Your goal:
In the records below, put each line from the one containing "112, 434, 132]" through the one containing "140, 263, 196]", both included, into a JSON list of strings, one string per line and no blank lines.

— start Material for this exercise —

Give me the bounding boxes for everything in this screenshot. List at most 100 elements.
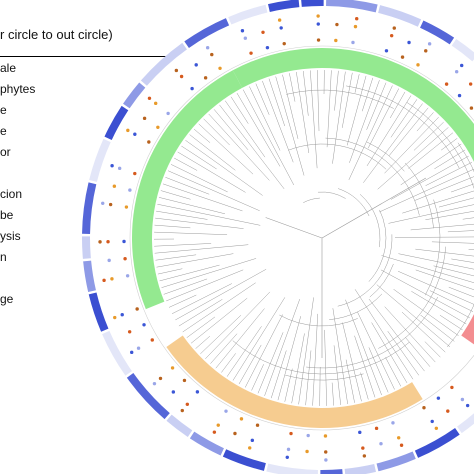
leaf-branch	[416, 112, 434, 132]
leaf-branch	[251, 364, 264, 391]
annotation-ring-segment	[326, 0, 378, 13]
leaf-branch	[431, 241, 474, 244]
annotation-ring-segment	[222, 449, 266, 471]
leaf-branch	[363, 103, 423, 183]
annotation-ring-segment	[140, 42, 187, 86]
trait-dot	[133, 132, 137, 136]
leaf-branch	[312, 313, 319, 406]
trait-dot	[460, 63, 464, 68]
trait-dot	[249, 51, 253, 55]
leaf-branch	[210, 333, 238, 364]
trait-dot	[240, 29, 245, 33]
leaf-branch	[168, 294, 197, 308]
trait-dots	[98, 14, 474, 462]
leaf-branch	[379, 168, 474, 213]
leaf-branch	[424, 341, 441, 358]
leaf-branch	[242, 89, 295, 186]
clade-band-green	[131, 70, 243, 310]
trait-dot	[358, 430, 362, 435]
leaf-branch	[397, 270, 474, 305]
trait-dot	[190, 86, 194, 91]
trait-dot	[427, 42, 432, 46]
leaf-branch	[185, 140, 263, 196]
trait-dot	[233, 431, 237, 436]
internal-branch	[366, 141, 405, 172]
trait-dot	[430, 419, 434, 424]
leaf-branch	[181, 145, 217, 170]
leaf-branch	[380, 269, 470, 319]
trait-dot	[407, 40, 411, 45]
leaf-branch	[166, 269, 244, 302]
leaf-branch	[388, 107, 429, 157]
trait-dot	[122, 239, 126, 244]
annotation-ring-segment	[166, 414, 193, 437]
trait-dot	[142, 323, 146, 327]
leaf-branch	[385, 357, 402, 387]
trait-dot	[136, 346, 141, 350]
leaf-branch	[448, 286, 474, 298]
leaf-branch	[326, 70, 332, 148]
trait-dot	[182, 378, 187, 383]
trait-dot	[316, 22, 320, 26]
trait-dot	[323, 434, 328, 438]
leaf-branch	[415, 248, 474, 257]
leaf-branch	[154, 224, 191, 229]
trait-dot	[289, 431, 293, 436]
leaf-branch	[170, 164, 228, 193]
leaf-branch	[264, 298, 301, 396]
trait-dot	[205, 46, 210, 50]
trait-dot	[353, 24, 358, 29]
internal-branch	[329, 293, 383, 320]
trait-dot	[101, 201, 105, 205]
leaf-branch	[348, 85, 393, 181]
annotation-ring-segment	[88, 292, 109, 332]
trait-dot	[123, 256, 127, 261]
leaf-branch	[390, 99, 418, 138]
internal-branch	[306, 296, 439, 369]
trait-dot	[128, 188, 132, 192]
trait-dot	[153, 101, 158, 106]
trait-dot	[396, 436, 401, 440]
trait-dot	[335, 22, 339, 27]
leaf-branch	[174, 157, 198, 171]
leaf-branch	[230, 96, 249, 124]
leaf-branch	[360, 372, 369, 400]
trait-dot	[98, 240, 102, 244]
trait-dot	[285, 455, 289, 459]
leaf-branch	[195, 335, 211, 349]
trait-dot	[351, 40, 355, 45]
trait-dot	[468, 82, 473, 86]
leaf-branch	[154, 244, 249, 254]
leaf-branch	[389, 91, 406, 119]
leaf-branch	[161, 258, 257, 288]
leaf-branch	[178, 299, 223, 327]
trait-dot	[194, 63, 198, 67]
leaf-branch	[376, 284, 451, 348]
leaf-branch	[167, 170, 260, 212]
trait-dot	[248, 446, 252, 450]
legend-title: r circle to out circle)	[0, 27, 113, 42]
annotation-ring-segment	[268, 0, 300, 12]
leaf-branch	[159, 264, 220, 282]
leaf-branch	[175, 269, 267, 321]
trait-dot	[460, 397, 465, 402]
leaf-branch	[282, 74, 299, 139]
trait-dot	[210, 52, 214, 57]
leaf-branch	[236, 92, 281, 167]
trait-dot	[250, 438, 255, 443]
trait-dot	[446, 409, 450, 413]
annotation-ring-segment	[266, 463, 318, 474]
leaf-branch	[303, 71, 309, 116]
trait-dot	[279, 26, 283, 30]
annotation-ring-segment	[189, 431, 224, 456]
leaf-branch	[371, 322, 408, 384]
trait-dot	[112, 184, 117, 188]
trait-dot	[261, 30, 265, 34]
leaf-branch	[354, 289, 414, 380]
trait-dot	[434, 426, 439, 430]
internal-branch	[337, 234, 393, 307]
leaf-branch	[190, 297, 248, 344]
internal-branch	[405, 162, 434, 229]
annotation-ring-segment	[344, 464, 376, 474]
leaf-branch	[198, 123, 254, 175]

— end Material for this exercise —

Solution to this exercise:
[
  "leaf-branch\t[416, 112, 434, 132]",
  "leaf-branch\t[251, 364, 264, 391]",
  "annotation-ring-segment\t[326, 0, 378, 13]",
  "leaf-branch\t[431, 241, 474, 244]",
  "annotation-ring-segment\t[222, 449, 266, 471]",
  "leaf-branch\t[363, 103, 423, 183]",
  "annotation-ring-segment\t[140, 42, 187, 86]",
  "trait-dot\t[133, 132, 137, 136]",
  "leaf-branch\t[312, 313, 319, 406]",
  "trait-dot\t[460, 63, 464, 68]",
  "trait-dot\t[249, 51, 253, 55]",
  "leaf-branch\t[210, 333, 238, 364]",
  "trait-dot\t[240, 29, 245, 33]",
  "leaf-branch\t[168, 294, 197, 308]",
  "trait-dots\t[98, 14, 474, 462]",
  "leaf-branch\t[379, 168, 474, 213]",
  "leaf-branch\t[424, 341, 441, 358]",
  "leaf-branch\t[242, 89, 295, 186]",
  "clade-band-green\t[131, 70, 243, 310]",
  "trait-dot\t[358, 430, 362, 435]",
  "leaf-branch\t[397, 270, 474, 305]",
  "trait-dot\t[190, 86, 194, 91]",
  "trait-dot\t[427, 42, 432, 46]",
  "leaf-branch\t[185, 140, 263, 196]"
]